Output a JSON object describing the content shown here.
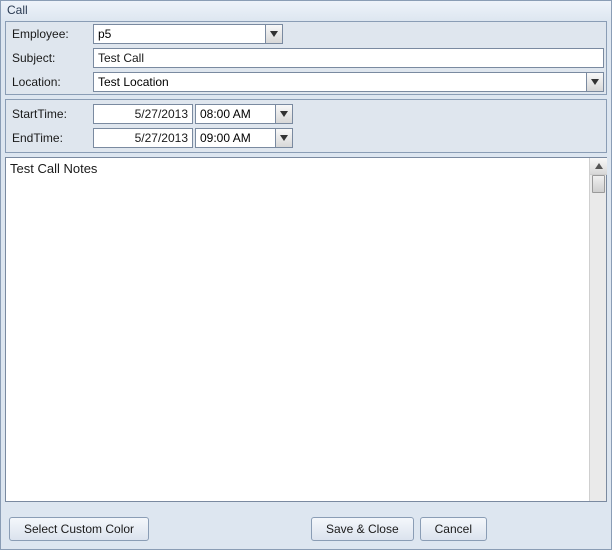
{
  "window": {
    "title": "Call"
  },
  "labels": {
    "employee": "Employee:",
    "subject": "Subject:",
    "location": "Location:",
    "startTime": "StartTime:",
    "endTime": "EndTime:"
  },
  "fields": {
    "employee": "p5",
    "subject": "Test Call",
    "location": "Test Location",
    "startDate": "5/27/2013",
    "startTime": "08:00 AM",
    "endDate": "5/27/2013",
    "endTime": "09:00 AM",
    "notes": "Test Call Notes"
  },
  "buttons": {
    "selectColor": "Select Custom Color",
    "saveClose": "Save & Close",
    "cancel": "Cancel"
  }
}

——————————

Aim: Each line in the listing above either holds the string "startTime" or does not; state how many do, giving the number only.

In response: 2